#### [THE TASK]
Below are entries. Pull out all lines containing "Program".

#### [GIVEN INFORMATION]
* start *

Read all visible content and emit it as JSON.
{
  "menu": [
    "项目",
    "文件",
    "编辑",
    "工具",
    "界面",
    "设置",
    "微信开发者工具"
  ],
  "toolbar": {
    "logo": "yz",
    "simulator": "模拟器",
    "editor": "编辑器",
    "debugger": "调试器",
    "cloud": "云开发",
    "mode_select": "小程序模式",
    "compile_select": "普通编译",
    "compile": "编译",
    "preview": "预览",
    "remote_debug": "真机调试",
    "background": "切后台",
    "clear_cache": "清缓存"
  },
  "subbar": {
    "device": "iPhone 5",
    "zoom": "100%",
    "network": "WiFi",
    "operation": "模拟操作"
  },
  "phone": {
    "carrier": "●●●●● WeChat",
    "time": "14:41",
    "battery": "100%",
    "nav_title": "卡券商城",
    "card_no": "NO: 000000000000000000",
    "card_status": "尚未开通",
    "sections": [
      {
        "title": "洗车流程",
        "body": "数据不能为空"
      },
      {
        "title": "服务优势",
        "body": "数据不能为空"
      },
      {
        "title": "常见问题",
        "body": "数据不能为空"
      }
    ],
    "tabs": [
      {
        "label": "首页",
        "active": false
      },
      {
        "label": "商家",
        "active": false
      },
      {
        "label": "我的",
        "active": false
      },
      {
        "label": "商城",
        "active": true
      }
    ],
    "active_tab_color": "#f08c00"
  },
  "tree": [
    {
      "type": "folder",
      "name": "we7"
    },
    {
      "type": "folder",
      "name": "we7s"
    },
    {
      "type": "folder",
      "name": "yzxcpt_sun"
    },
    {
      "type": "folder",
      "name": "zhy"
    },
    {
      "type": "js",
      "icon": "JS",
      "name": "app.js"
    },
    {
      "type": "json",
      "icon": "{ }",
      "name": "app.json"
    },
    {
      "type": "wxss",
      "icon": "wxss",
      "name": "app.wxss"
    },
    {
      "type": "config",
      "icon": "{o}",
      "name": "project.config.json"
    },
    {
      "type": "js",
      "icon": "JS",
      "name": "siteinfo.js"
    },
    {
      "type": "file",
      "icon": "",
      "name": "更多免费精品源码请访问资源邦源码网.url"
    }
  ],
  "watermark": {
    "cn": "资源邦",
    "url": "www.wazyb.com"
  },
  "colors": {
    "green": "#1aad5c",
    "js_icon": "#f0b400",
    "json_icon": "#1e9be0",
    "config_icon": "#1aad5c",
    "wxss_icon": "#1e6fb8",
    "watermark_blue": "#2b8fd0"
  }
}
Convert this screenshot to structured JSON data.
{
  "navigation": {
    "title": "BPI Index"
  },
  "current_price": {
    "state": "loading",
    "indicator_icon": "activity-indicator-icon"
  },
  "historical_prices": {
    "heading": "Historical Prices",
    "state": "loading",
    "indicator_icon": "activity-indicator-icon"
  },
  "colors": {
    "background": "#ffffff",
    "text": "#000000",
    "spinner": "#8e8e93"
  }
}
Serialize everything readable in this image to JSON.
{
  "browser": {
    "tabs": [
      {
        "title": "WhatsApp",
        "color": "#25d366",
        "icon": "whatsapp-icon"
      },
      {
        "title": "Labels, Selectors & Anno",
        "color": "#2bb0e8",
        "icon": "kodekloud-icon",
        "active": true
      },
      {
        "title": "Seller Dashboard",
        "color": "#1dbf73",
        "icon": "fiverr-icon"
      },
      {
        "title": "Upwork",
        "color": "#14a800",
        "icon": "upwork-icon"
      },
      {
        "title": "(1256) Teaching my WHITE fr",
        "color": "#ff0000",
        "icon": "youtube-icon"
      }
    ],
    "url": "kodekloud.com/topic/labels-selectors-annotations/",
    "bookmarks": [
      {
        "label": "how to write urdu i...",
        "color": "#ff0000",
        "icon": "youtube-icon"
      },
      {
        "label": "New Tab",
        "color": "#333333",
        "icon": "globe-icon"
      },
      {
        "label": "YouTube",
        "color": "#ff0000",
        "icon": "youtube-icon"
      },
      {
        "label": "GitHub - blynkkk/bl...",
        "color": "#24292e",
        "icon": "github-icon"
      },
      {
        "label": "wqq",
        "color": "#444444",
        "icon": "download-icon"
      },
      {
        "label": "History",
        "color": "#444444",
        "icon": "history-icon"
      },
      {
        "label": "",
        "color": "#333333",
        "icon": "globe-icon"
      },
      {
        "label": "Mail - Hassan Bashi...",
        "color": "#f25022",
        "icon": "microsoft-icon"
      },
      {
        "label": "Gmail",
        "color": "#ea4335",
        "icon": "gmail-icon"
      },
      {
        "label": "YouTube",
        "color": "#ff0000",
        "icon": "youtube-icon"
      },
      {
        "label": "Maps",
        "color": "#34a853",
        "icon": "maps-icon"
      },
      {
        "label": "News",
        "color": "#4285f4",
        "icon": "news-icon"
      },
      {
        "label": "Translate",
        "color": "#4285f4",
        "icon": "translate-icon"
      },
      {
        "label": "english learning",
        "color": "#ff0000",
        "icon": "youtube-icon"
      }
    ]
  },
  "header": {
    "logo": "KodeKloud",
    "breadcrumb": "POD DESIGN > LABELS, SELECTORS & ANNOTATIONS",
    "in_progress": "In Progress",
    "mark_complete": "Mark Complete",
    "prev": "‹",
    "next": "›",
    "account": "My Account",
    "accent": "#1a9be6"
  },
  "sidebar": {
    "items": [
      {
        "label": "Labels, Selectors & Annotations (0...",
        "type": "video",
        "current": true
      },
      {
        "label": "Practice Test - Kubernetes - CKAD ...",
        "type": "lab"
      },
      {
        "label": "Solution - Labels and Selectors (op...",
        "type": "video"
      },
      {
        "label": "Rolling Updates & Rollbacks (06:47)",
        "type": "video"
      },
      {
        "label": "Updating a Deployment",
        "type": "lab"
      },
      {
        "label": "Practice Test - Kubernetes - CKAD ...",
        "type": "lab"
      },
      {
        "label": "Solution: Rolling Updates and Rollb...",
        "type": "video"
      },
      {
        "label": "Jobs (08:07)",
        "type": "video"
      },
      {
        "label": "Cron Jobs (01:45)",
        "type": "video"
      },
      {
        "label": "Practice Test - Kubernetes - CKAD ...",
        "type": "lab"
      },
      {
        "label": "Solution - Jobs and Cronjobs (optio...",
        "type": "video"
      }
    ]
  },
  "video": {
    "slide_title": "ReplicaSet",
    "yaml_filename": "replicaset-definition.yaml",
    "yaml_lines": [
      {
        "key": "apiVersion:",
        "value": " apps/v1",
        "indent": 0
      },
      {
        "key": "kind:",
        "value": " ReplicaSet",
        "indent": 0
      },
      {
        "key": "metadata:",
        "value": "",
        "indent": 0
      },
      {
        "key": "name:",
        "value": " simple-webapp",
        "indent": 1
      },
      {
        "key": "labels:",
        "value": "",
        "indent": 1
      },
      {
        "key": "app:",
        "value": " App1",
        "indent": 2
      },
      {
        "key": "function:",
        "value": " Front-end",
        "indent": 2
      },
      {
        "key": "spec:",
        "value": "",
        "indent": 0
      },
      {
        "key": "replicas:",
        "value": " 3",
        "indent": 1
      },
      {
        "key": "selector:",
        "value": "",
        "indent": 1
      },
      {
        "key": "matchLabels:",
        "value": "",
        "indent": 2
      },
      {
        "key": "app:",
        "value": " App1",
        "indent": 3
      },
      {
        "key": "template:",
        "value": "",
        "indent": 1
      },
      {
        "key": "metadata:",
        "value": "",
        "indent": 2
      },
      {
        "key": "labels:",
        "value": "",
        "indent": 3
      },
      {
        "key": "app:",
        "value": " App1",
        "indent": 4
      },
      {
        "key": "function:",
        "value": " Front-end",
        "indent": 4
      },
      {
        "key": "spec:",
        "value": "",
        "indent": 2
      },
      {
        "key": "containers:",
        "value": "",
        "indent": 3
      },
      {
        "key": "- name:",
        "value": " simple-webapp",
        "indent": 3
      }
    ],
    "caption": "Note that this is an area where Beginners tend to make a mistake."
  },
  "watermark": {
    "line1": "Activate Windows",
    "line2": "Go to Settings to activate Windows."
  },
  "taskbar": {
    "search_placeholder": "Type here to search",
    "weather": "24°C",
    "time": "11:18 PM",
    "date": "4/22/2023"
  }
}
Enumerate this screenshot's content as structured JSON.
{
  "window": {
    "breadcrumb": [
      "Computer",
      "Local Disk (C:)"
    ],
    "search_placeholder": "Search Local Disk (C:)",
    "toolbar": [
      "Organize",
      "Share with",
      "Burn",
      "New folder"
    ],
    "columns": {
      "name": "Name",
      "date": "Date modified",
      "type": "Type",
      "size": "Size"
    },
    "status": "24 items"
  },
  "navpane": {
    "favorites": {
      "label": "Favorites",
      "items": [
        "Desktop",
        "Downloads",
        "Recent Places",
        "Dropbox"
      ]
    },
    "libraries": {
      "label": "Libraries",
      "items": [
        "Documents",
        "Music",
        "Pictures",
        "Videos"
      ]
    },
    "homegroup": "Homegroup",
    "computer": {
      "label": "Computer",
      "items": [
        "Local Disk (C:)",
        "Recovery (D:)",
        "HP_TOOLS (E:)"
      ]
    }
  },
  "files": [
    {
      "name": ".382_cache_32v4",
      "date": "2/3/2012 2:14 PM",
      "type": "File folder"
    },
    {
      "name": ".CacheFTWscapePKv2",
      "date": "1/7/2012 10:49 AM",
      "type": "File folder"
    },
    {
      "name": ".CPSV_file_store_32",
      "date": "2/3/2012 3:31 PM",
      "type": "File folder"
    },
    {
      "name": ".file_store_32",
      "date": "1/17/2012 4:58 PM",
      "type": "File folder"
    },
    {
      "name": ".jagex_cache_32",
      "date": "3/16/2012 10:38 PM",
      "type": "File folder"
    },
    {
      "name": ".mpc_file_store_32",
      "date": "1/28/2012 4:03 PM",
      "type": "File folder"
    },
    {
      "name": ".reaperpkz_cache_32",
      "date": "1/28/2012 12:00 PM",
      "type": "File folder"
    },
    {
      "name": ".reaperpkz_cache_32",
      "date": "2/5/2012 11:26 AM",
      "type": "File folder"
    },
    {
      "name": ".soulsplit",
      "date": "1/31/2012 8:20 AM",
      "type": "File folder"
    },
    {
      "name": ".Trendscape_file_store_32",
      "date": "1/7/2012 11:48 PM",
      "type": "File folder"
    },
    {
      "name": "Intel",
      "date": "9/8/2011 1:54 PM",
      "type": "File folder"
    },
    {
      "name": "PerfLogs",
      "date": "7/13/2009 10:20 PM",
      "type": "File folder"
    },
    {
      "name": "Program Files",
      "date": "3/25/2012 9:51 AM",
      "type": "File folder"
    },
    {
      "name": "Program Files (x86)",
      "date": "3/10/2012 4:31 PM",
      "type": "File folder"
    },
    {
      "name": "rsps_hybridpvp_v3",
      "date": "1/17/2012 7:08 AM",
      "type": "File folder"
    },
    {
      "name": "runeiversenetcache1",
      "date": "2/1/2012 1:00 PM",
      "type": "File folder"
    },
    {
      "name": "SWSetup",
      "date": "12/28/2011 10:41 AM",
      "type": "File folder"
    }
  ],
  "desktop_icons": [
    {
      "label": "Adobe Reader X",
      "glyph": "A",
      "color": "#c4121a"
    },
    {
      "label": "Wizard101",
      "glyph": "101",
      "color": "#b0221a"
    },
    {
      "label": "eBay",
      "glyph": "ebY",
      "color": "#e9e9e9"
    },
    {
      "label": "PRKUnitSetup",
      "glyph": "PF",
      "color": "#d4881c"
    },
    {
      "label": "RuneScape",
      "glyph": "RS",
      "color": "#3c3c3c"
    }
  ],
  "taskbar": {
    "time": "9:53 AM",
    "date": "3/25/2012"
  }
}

* end *

#### [EXERCISE SOLUTION]
      "name": "Program Files",
      "name": "Program Files (x86)",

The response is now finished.